***** Source document

The city of Pittsburgh was ready for a party Thursday night, but San Jose Sharks goalie Martin Jones was determined to single-handedly put it a stop to it.
His teammates are fortunate that he did.
Thanks to a stunning 44-save performance from Jones and a three-point night from Logan Couture, the Sharks were able to pick up a 4-2 victory over the Penguins in Game 5 of the Stanley Cup Final and send the series back to San Jose for Game 6 on Sunday night.
Five games in we have a pretty good feel for the way this series is being played. The Penguins have been the better team. They have played better. They have generated more shots on goal and have created more scoring chances. The only reason it is still going is because of the play of the goalies, Jones in particular.
Given that, the path for a Sharks comeback has always been based on the play of their goalie. He has been their best player in the series, and has helped keep every game close as the Penguins have dominated the shot chart by an incredible 179-120 margin through five games, including a 46-22 edge in Game 5 alone.
In the two games the Sharks have won Jones has had to stop 84 out of 88 shots, stopping at least 40 shots both times.
Martin Jones is 1st goalie in expansion era to make 40+ saves in multiple wins in a #StanleyCup Final. @EliasSportspic.twitter.com/mMo0skiQuh— NHL Public Relations (@PR_NHL) June 10, 2016
It has not been a matter of the Sharks keeping things to the outside and making life easy for their goalie. He has had to make some stellar saves along the way, with perhaps none being better than this pad save on Nick Bonino late in the second period as the Sharks were clinging to their one-goal lead.
The only two goals gave up Thursday were on shots that bounced in off of bodies in front, with Evgeni Malkin's power-play goal bouncing off a Sharks defender and the second goal just 22 seconds later going in off of Carl Hagelin. Everything he managed to get a clean look at, he stopped. And when he didn't, he had a little bit of luck on his side when a Phil Kessel shot -- just after the tying goal when the Penguins were swarming around the net -- rang off of both goal posts behind him.

**********

# Action item:
Copy out the full Game 5 article word for word. The material after the Game 5 article is separate from it.

***** Recorded data

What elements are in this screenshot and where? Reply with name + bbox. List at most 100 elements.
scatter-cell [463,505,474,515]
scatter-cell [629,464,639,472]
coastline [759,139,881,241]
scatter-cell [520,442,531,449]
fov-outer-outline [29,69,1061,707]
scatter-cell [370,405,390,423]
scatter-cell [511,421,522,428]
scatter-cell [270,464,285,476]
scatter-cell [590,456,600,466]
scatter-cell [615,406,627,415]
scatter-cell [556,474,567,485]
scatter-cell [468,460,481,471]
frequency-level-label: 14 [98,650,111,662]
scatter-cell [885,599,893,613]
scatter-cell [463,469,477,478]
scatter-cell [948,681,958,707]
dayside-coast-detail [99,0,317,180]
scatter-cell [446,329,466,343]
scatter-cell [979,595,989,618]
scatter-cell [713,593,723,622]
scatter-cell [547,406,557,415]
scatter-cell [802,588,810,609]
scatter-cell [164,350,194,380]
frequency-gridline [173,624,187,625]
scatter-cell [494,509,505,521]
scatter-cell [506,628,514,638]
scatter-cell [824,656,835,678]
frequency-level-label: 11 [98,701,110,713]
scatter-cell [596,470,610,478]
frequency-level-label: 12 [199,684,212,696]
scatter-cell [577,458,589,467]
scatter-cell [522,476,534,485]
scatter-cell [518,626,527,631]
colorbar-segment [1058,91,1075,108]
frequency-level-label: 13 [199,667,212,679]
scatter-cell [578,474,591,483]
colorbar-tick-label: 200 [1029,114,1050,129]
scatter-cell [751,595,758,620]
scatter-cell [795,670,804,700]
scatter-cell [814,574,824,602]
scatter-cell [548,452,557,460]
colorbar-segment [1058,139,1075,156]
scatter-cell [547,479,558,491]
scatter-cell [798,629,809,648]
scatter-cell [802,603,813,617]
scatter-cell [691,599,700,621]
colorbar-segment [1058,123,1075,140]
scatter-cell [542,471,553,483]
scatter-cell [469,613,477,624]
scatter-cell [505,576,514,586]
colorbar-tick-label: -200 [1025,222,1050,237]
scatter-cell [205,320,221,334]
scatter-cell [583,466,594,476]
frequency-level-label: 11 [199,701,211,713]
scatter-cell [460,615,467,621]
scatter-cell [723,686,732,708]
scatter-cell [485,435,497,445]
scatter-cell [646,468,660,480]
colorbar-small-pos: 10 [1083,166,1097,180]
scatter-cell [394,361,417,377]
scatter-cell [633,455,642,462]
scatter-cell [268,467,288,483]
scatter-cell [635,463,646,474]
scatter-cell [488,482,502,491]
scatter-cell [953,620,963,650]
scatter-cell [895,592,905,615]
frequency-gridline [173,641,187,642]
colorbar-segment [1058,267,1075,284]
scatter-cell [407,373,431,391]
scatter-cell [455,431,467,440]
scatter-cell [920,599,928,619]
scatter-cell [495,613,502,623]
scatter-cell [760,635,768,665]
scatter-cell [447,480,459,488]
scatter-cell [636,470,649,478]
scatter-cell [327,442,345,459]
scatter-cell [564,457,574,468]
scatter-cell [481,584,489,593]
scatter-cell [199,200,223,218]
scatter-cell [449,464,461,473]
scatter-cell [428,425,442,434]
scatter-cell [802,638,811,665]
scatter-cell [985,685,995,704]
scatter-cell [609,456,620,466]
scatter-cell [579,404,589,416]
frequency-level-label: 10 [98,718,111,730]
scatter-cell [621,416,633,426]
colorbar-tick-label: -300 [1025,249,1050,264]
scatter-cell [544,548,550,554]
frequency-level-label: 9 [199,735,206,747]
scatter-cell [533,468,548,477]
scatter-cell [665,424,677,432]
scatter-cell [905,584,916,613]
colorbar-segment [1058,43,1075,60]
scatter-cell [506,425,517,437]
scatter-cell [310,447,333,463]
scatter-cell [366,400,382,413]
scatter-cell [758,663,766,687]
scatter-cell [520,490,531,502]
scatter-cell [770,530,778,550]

**********

# Output of the exercise:
The city of Pittsburgh was ready for a party Thursday night, but San Jose Sharks goalie Martin Jones was determined to single-handedly put it a stop to it.
His teammates are fortunate that he did.
Thanks to a stunning 44-save performance from Jones and a three-point night from Logan Couture, the Sharks were able to pick up a 4-2 victory over the Penguins in Game 5 of the Stanley Cup Final and send the series back to San Jose for Game 6 on Sunday night.
Five games in we have a pretty good feel for the way this series is being played. The Penguins have been the better team. They have played better. They have generated more shots on goal and have created more scoring chances. The only reason it is still going is because of the play of the goalies, Jones in particular.
Given that, the path for a Sharks comeback has always been based on the play of their goalie. He has been their best player in the series, and has helped keep every game close as the Penguins have dominated the shot chart by an incredible 179-120 margin through five games, including a 46-22 edge in Game 5 alone.
In the two games the Sharks have won Jones has had to stop 84 out of 88 shots, stopping at least 40 shots both times.
Martin Jones is 1st goalie in expansion era to make 40+ saves in multiple wins in a #StanleyCup Final. @EliasSportspic.twitter.com/mMo0skiQuh— NHL Public Relations (@PR_NHL) June 10, 2016
It has not been a matter of the Sharks keeping things to the outside and making life easy for their goalie. He has had to make some stellar saves along the way, with perhaps none being better than this pad save on Nick Bonino late in the second period as the Sharks were clinging to their one-goal lead.
The only two goals gave up Thursday were on shots that bounced in off of bodies in front, with Evgeni Malkin's power-play goal bouncing off a Sharks defender and the second goal just 22 seconds later going in off of Carl Hagelin. Everything he managed to get a clean look at, he stopped. And when he didn't, he had a little bit of luck on his side when a Phil Kessel shot -- just after the tying goal when the Penguins were swarming around the net -- rang off of both goal posts behind him.